##### Input rows
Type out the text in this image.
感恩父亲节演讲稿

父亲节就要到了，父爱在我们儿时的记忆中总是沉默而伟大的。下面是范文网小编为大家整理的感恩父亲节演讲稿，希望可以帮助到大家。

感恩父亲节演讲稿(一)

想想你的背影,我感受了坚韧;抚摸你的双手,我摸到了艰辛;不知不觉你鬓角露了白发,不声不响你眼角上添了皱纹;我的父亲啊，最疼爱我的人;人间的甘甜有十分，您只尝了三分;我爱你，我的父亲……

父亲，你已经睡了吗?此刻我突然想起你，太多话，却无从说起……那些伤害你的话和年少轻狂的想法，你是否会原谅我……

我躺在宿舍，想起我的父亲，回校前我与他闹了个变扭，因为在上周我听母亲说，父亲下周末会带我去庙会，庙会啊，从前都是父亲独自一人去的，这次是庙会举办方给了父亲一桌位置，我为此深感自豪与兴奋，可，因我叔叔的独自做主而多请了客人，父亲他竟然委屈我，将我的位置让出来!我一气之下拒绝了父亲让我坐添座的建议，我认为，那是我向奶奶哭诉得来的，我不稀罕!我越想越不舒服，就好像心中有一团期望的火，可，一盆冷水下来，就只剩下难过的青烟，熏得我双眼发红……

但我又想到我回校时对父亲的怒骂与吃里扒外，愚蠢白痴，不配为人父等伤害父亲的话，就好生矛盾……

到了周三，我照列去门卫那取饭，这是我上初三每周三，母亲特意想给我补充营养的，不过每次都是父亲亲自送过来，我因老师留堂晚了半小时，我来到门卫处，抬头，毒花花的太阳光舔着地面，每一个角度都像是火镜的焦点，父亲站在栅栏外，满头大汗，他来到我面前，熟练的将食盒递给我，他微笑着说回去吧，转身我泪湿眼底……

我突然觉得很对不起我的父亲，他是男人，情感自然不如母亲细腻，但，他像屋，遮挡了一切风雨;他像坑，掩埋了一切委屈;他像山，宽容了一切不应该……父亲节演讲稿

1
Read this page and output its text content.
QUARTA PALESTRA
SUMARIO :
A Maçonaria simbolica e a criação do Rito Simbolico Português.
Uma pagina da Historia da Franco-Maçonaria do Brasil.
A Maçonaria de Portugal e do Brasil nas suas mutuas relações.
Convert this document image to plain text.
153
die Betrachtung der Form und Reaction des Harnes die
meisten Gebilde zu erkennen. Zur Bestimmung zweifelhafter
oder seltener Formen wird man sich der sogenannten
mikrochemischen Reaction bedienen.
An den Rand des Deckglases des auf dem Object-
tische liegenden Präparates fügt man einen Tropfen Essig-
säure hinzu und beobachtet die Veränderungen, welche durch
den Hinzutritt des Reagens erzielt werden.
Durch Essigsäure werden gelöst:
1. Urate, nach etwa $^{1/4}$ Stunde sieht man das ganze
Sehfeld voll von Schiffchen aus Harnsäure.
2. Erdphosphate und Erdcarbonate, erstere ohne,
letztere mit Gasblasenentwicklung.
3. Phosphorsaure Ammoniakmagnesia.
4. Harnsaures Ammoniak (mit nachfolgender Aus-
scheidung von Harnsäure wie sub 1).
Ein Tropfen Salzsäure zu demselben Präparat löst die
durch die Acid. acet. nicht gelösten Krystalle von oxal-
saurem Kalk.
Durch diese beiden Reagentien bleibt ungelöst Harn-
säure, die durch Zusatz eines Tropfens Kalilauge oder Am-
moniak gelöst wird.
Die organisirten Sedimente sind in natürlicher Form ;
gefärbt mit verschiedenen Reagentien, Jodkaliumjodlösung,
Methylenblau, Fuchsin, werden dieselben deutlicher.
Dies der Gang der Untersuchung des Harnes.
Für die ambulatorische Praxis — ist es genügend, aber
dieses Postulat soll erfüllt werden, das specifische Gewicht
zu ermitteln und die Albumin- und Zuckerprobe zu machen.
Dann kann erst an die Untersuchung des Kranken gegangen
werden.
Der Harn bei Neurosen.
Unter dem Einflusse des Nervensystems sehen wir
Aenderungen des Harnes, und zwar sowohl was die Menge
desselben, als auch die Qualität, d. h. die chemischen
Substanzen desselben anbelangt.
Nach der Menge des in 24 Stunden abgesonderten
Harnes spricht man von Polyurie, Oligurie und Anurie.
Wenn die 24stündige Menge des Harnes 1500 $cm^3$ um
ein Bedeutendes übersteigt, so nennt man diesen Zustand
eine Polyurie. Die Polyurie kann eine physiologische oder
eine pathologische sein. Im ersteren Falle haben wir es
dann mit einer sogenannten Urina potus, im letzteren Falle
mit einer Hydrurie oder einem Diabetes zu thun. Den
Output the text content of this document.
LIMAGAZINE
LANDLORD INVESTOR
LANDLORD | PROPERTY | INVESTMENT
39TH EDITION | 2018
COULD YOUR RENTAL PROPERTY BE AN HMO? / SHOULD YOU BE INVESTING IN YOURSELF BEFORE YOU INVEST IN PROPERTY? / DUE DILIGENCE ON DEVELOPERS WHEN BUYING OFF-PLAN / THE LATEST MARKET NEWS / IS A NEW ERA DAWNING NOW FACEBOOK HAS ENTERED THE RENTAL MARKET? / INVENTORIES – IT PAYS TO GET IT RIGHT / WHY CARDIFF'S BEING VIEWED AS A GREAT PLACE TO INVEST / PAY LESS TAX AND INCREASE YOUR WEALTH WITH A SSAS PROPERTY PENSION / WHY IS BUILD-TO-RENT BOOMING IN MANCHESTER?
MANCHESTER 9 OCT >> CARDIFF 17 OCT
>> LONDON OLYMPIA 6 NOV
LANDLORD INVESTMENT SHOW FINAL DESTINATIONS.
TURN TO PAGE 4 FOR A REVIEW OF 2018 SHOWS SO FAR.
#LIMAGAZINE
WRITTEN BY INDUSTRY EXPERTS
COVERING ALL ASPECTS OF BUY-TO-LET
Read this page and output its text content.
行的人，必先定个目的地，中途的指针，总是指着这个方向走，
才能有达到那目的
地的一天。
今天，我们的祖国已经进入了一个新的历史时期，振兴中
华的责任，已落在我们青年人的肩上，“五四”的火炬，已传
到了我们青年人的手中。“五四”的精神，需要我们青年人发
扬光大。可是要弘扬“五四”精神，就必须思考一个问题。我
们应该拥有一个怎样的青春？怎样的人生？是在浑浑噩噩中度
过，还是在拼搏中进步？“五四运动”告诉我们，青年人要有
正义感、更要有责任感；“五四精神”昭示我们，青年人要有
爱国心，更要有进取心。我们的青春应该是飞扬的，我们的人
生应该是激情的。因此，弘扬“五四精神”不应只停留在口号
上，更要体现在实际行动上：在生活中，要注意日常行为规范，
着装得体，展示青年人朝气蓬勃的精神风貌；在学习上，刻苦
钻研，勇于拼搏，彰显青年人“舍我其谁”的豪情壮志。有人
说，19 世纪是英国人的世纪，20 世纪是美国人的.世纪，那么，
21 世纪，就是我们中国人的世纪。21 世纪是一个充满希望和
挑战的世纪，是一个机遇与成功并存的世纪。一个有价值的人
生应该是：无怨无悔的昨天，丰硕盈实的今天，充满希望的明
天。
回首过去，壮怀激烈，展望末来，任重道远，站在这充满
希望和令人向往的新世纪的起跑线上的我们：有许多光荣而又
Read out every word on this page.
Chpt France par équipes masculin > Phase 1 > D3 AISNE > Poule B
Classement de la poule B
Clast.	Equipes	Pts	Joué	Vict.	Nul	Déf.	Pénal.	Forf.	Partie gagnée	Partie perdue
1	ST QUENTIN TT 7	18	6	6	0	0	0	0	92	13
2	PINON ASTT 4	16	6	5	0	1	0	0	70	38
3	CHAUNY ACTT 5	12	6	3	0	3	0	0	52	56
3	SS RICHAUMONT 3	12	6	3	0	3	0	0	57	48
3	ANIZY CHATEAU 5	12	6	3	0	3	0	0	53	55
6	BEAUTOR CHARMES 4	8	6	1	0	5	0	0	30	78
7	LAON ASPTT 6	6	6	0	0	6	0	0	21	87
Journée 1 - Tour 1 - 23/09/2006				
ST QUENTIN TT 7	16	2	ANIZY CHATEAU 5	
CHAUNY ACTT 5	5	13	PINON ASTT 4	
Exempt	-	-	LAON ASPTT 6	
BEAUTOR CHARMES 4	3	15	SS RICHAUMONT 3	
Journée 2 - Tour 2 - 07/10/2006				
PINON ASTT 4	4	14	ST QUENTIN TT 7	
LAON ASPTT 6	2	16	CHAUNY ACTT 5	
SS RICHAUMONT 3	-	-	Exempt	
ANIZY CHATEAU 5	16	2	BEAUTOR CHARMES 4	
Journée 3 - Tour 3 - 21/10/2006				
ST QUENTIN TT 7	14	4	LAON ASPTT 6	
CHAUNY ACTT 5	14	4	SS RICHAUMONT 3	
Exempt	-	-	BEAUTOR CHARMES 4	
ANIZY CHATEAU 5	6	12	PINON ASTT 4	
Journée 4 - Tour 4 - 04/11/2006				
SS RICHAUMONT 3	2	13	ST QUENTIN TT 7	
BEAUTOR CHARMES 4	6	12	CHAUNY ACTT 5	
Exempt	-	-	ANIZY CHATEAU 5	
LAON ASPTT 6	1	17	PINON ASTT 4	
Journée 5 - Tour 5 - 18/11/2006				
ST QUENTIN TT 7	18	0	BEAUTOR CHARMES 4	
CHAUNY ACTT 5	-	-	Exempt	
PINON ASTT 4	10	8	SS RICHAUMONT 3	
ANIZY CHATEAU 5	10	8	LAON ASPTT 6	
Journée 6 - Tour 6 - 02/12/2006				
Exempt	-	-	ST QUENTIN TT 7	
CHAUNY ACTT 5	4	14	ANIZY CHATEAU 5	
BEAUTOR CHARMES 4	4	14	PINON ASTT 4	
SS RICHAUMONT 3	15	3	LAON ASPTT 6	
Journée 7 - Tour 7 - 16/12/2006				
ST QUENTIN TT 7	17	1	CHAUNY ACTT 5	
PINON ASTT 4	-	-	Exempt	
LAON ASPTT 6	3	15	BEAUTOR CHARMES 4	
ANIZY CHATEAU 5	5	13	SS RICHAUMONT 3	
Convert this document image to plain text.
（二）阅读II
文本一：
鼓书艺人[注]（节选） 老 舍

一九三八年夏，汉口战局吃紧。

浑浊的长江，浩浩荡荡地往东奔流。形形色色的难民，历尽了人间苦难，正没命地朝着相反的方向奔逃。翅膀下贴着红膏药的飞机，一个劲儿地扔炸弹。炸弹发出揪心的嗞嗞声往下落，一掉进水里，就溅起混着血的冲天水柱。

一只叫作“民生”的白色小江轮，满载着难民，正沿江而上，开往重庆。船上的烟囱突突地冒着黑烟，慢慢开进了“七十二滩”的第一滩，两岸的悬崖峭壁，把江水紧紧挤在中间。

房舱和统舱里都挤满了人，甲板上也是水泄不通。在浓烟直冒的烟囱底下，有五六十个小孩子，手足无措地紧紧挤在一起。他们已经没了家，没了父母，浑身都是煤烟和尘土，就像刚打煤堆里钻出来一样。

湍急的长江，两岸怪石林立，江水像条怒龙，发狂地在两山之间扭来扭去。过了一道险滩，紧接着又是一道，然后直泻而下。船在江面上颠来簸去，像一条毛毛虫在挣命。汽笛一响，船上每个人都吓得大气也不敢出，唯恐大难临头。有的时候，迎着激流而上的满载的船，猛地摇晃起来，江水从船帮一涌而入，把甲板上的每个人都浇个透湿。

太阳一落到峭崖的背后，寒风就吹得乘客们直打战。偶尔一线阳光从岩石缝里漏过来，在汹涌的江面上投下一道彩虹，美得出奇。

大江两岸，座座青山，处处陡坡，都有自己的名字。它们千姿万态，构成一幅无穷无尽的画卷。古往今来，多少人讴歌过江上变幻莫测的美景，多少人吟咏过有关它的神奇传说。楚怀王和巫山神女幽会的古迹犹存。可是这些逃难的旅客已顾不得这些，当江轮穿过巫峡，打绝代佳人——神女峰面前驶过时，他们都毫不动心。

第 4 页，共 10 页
##########
— Directions for this task —
Scan the lines for the string "QUENTIN". Pick out every line that has it.

— Expected output —
1	ST QUENTIN TT 7	18	6	6	0	0	0	0	92	13
ST QUENTIN TT 7	16	2	ANIZY CHATEAU 5	
PINON ASTT 4	4	14	ST QUENTIN TT 7	
ST QUENTIN TT 7	14	4	LAON ASPTT 6	
SS RICHAUMONT 3	2	13	ST QUENTIN TT 7	
ST QUENTIN TT 7	18	0	BEAUTOR CHARMES 4	
Exempt	-	-	ST QUENTIN TT 7	
ST QUENTIN TT 7	17	1	CHAUNY ACTT 5	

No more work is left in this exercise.